Write each of the records out again exactly.

= = = =

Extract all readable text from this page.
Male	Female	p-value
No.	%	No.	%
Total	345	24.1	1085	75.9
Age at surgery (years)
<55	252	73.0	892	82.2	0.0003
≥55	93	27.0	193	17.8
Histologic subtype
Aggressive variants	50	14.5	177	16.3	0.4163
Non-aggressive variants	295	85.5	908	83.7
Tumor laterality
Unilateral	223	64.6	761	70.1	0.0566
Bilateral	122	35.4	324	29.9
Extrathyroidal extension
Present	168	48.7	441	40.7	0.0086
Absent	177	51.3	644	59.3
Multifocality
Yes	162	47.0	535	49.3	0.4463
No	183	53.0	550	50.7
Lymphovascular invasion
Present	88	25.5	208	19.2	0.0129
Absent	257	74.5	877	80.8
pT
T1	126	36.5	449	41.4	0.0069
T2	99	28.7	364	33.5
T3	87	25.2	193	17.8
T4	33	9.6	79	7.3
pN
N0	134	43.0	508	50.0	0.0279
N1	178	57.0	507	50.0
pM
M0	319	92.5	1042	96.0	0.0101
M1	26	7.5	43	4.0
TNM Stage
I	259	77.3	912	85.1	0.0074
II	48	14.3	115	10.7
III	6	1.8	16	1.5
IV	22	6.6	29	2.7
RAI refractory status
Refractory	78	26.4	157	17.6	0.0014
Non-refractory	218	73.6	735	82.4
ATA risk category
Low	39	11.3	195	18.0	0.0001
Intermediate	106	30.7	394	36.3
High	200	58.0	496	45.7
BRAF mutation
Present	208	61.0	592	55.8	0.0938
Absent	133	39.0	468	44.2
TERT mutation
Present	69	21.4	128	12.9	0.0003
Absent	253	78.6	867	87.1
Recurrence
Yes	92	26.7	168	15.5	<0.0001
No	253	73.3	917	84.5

= = = =

→ **RESULT**:
Extract all readable text from this page.
Male	Female	p-value
No.	%	No.	%
Total	345	24.1	1085	75.9
Age at surgery (years)
<55	252	73.0	892	82.2	0.0003
≥55	93	27.0	193	17.8
Histologic subtype
Aggressive variants	50	14.5	177	16.3	0.4163
Non-aggressive variants	295	85.5	908	83.7
Tumor laterality
Unilateral	223	64.6	761	70.1	0.0566
Bilateral	122	35.4	324	29.9
Extrathyroidal extension
Present	168	48.7	441	40.7	0.0086
Absent	177	51.3	644	59.3
Multifocality
Yes	162	47.0	535	49.3	0.4463
No	183	53.0	550	50.7
Lymphovascular invasion
Present	88	25.5	208	19.2	0.0129
Absent	257	74.5	877	80.8
pT
T1	126	36.5	449	41.4	0.0069
T2	99	28.7	364	33.5
T3	87	25.2	193	17.8
T4	33	9.6	79	7.3
pN
N0	134	43.0	508	50.0	0.0279
N1	178	57.0	507	50.0
pM
M0	319	92.5	1042	96.0	0.0101
M1	26	7.5	43	4.0
TNM Stage
I	259	77.3	912	85.1	0.0074
II	48	14.3	115	10.7
III	6	1.8	16	1.5
IV	22	6.6	29	2.7
RAI refractory status
Refractory	78	26.4	157	17.6	0.0014
Non-refractory	218	73.6	735	82.4
ATA risk category
Low	39	11.3	195	18.0	0.0001
Intermediate	106	30.7	394	36.3
High	200	58.0	496	45.7
BRAF mutation
Present	208	61.0	592	55.8	0.0938
Absent	133	39.0	468	44.2
TERT mutation
Present	69	21.4	128	12.9	0.0003
Absent	253	78.6	867	87.1
Recurrence
Yes	92	26.7	168	15.5	<0.0001
No	253	73.3	917	84.5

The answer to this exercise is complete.